- DIRECTIONS FOR THIS TASK
Count how many lines of the material hold "density". Respond with that number alone.

[Dataset entries on figures]
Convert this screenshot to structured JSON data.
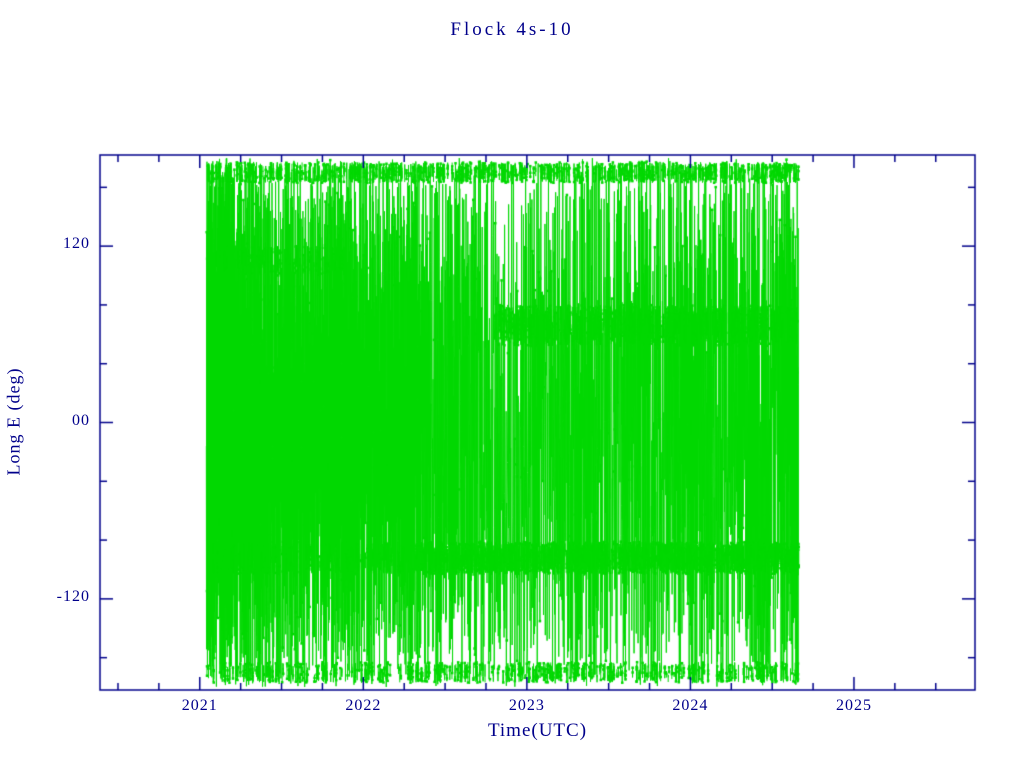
{
  "chart_data": {
    "type": "line",
    "title": "Flock 4s-10",
    "xlabel": "Time(UTC)",
    "ylabel": "Long E (deg)",
    "xlim": [
      2020.39,
      2025.74
    ],
    "ylim": [
      -182,
      182
    ],
    "x_ticks": [
      2021,
      2022,
      2023,
      2024,
      2025
    ],
    "x_tick_labels": [
      "2021",
      "2022",
      "2023",
      "2024",
      "2025"
    ],
    "x_minor_tick_step": 0.25,
    "y_ticks": [
      -120,
      0,
      120
    ],
    "y_tick_labels": [
      "-120",
      "00",
      "120"
    ],
    "y_minor_tick_step": 40,
    "grid": false,
    "legend": "none",
    "colors": {
      "axis": "#00008b",
      "text": "#00008b",
      "data": "#00d800",
      "background": "#ffffff"
    },
    "data_description": "Sub-satellite longitude of Flock 4s-10 wrapping continuously between -180 and +180 deg from early 2021 through mid 2024; rendered as dense vertical green traces with small square markers and denser horizontal dwell bands near -92, +66 and +/-170 deg longitude.",
    "series": [
      {
        "name": "Flock 4s-10 longitude",
        "style": "line-with-square-markers",
        "t_start": 2021.04,
        "t_end": 2024.66,
        "wrap_period_years": 0.00274,
        "base_dt_years": 0.00052,
        "lon0": 10,
        "marker_size_px": 2.5,
        "dense_until": 2022.35,
        "seed": 1337,
        "bands": [
          {
            "lon": -92,
            "halfwidth": 11,
            "t_start": 2021.05,
            "t_end": 2022.35,
            "density": 0.35
          },
          {
            "lon": -92,
            "halfwidth": 11,
            "t_start": 2022.35,
            "t_end": 2024.66,
            "density": 0.85
          },
          {
            "lon": 66,
            "halfwidth": 14,
            "t_start": 2022.8,
            "t_end": 2024.66,
            "density": 0.6
          },
          {
            "lon": 170,
            "halfwidth": 7,
            "t_start": 2021.04,
            "t_end": 2024.66,
            "density": 0.45
          },
          {
            "lon": -170,
            "halfwidth": 7,
            "t_start": 2021.04,
            "t_end": 2024.66,
            "density": 0.3
          },
          {
            "lon": 110,
            "halfwidth": 10,
            "t_start": 2021.1,
            "t_end": 2021.9,
            "density": 0.3
          }
        ]
      }
    ]
  }
}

- ANSWER TO THE TASK
6